To do =>
Please print the full listing exactly.

━━━ Input records

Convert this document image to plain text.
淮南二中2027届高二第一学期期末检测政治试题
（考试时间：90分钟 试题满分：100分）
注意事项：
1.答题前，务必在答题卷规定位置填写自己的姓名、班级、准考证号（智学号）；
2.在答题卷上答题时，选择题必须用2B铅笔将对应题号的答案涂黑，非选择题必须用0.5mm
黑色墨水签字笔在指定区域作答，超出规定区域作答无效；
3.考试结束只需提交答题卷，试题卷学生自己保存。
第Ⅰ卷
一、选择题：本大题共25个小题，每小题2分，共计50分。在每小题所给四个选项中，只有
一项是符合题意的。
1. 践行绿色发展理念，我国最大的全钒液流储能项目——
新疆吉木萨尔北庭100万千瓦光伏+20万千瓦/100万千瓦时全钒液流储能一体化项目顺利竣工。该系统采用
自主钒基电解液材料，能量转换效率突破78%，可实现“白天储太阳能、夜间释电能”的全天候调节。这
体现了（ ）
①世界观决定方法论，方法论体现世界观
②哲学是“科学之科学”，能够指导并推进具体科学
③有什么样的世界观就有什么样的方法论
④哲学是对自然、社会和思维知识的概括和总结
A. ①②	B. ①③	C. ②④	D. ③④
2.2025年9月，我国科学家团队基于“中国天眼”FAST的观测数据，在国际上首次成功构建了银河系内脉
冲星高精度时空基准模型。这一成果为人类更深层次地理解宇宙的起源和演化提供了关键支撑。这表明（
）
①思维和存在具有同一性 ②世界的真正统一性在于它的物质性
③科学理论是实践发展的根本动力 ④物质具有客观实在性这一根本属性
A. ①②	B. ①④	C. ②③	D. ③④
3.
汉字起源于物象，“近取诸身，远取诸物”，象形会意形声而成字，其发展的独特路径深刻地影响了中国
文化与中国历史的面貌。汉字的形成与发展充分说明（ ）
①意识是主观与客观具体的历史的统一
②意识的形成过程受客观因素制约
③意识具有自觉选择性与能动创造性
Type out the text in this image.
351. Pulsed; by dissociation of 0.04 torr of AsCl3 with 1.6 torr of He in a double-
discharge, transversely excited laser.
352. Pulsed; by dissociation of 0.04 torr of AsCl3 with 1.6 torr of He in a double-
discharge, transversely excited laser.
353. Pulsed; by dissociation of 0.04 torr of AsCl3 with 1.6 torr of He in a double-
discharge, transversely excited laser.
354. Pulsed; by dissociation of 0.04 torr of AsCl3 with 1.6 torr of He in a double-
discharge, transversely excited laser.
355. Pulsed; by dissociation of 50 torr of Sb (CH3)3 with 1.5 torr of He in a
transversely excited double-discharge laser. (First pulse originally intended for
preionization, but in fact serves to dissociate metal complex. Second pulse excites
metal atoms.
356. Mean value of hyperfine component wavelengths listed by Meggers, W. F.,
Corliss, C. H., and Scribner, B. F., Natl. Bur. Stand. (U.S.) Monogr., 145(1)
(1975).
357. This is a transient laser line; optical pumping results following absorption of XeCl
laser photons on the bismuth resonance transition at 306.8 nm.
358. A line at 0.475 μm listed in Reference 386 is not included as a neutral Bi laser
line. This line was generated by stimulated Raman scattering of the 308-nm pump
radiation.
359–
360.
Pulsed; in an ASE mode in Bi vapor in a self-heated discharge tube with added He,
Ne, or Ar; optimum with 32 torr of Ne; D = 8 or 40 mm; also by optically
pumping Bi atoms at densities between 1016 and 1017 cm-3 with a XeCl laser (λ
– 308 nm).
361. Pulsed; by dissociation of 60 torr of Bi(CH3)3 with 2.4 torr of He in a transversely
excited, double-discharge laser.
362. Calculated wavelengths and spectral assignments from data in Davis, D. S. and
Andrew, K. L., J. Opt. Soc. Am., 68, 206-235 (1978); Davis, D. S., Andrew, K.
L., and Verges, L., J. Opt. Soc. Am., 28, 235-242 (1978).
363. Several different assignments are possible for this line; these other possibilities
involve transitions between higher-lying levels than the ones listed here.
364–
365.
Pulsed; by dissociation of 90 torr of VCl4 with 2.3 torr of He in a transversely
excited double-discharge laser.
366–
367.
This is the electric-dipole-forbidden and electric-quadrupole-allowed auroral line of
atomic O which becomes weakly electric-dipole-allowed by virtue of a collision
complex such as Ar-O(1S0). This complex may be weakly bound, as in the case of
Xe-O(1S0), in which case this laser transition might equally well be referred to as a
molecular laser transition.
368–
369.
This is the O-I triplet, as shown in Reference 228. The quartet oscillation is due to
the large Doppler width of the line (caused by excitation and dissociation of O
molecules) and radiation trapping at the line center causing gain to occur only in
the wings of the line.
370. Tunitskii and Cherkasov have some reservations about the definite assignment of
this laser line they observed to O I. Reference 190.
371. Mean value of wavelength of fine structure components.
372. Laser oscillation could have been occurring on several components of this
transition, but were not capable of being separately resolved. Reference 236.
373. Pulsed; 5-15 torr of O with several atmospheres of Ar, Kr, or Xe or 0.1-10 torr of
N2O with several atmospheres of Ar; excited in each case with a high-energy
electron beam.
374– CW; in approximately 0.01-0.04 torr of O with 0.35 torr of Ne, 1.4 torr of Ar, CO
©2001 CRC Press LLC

━━━━━━

Exercise output =>
Convert this document image to plain text.
淮南二中2027届高二第一学期期末检测政治试题
（考试时间：90分钟 试题满分：100分）
注意事项：
1.答题前，务必在答题卷规定位置填写自己的姓名、班级、准考证号（智学号）；
2.在答题卷上答题时，选择题必须用2B铅笔将对应题号的答案涂黑，非选择题必须用0.5mm
黑色墨水签字笔在指定区域作答，超出规定区域作答无效；
3.考试结束只需提交答题卷，试题卷学生自己保存。
第Ⅰ卷
一、选择题：本大题共25个小题，每小题2分，共计50分。在每小题所给四个选项中，只有
一项是符合题意的。
1. 践行绿色发展理念，我国最大的全钒液流储能项目——
新疆吉木萨尔北庭100万千瓦光伏+20万千瓦/100万千瓦时全钒液流储能一体化项目顺利竣工。该系统采用
自主钒基电解液材料，能量转换效率突破78%，可实现“白天储太阳能、夜间释电能”的全天候调节。这
体现了（ ）
①世界观决定方法论，方法论体现世界观
②哲学是“科学之科学”，能够指导并推进具体科学
③有什么样的世界观就有什么样的方法论
④哲学是对自然、社会和思维知识的概括和总结
A. ①②	B. ①③	C. ②④	D. ③④
2.2025年9月，我国科学家团队基于“中国天眼”FAST的观测数据，在国际上首次成功构建了银河系内脉
冲星高精度时空基准模型。这一成果为人类更深层次地理解宇宙的起源和演化提供了关键支撑。这表明（
）
①思维和存在具有同一性 ②世界的真正统一性在于它的物质性
③科学理论是实践发展的根本动力 ④物质具有客观实在性这一根本属性
A. ①②	B. ①④	C. ②③	D. ③④
3.
汉字起源于物象，“近取诸身，远取诸物”，象形会意形声而成字，其发展的独特路径深刻地影响了中国
文化与中国历史的面貌。汉字的形成与发展充分说明（ ）
①意识是主观与客观具体的历史的统一
②意识的形成过程受客观因素制约
③意识具有自觉选择性与能动创造性
Type out the text in this image.
351. Pulsed; by dissociation of 0.04 torr of AsCl3 with 1.6 torr of He in a double-
discharge, transversely excited laser.
352. Pulsed; by dissociation of 0.04 torr of AsCl3 with 1.6 torr of He in a double-
discharge, transversely excited laser.
353. Pulsed; by dissociation of 0.04 torr of AsCl3 with 1.6 torr of He in a double-
discharge, transversely excited laser.
354. Pulsed; by dissociation of 0.04 torr of AsCl3 with 1.6 torr of He in a double-
discharge, transversely excited laser.
355. Pulsed; by dissociation of 50 torr of Sb (CH3)3 with 1.5 torr of He in a
transversely excited double-discharge laser. (First pulse originally intended for
preionization, but in fact serves to dissociate metal complex. Second pulse excites
metal atoms.
356. Mean value of hyperfine component wavelengths listed by Meggers, W. F.,
Corliss, C. H., and Scribner, B. F., Natl. Bur. Stand. (U.S.) Monogr., 145(1)
(1975).
357. This is a transient laser line; optical pumping results following absorption of XeCl
laser photons on the bismuth resonance transition at 306.8 nm.
358. A line at 0.475 μm listed in Reference 386 is not included as a neutral Bi laser
line. This line was generated by stimulated Raman scattering of the 308-nm pump
radiation.
359–
360.
Pulsed; in an ASE mode in Bi vapor in a self-heated discharge tube with added He,
Ne, or Ar; optimum with 32 torr of Ne; D = 8 or 40 mm; also by optically
pumping Bi atoms at densities between 1016 and 1017 cm-3 with a XeCl laser (λ
– 308 nm).
361. Pulsed; by dissociation of 60 torr of Bi(CH3)3 with 2.4 torr of He in a transversely
excited, double-discharge laser.
362. Calculated wavelengths and spectral assignments from data in Davis, D. S. and
Andrew, K. L., J. Opt. Soc. Am., 68, 206-235 (1978); Davis, D. S., Andrew, K.
L., and Verges, L., J. Opt. Soc. Am., 28, 235-242 (1978).
363. Several different assignments are possible for this line; these other possibilities
involve transitions between higher-lying levels than the ones listed here.
364–
365.
Pulsed; by dissociation of 90 torr of VCl4 with 2.3 torr of He in a transversely
excited double-discharge laser.
366–
367.
This is the electric-dipole-forbidden and electric-quadrupole-allowed auroral line of
atomic O which becomes weakly electric-dipole-allowed by virtue of a collision
complex such as Ar-O(1S0). This complex may be weakly bound, as in the case of
Xe-O(1S0), in which case this laser transition might equally well be referred to as a
molecular laser transition.
368–
369.
This is the O-I triplet, as shown in Reference 228. The quartet oscillation is due to
the large Doppler width of the line (caused by excitation and dissociation of O
molecules) and radiation trapping at the line center causing gain to occur only in
the wings of the line.
370. Tunitskii and Cherkasov have some reservations about the definite assignment of
this laser line they observed to O I. Reference 190.
371. Mean value of wavelength of fine structure components.
372. Laser oscillation could have been occurring on several components of this
transition, but were not capable of being separately resolved. Reference 236.
373. Pulsed; 5-15 torr of O with several atmospheres of Ar, Kr, or Xe or 0.1-10 torr of
N2O with several atmospheres of Ar; excited in each case with a high-energy
electron beam.
374– CW; in approximately 0.01-0.04 torr of O with 0.35 torr of Ne, 1.4 torr of Ar, CO
©2001 CRC Press LLC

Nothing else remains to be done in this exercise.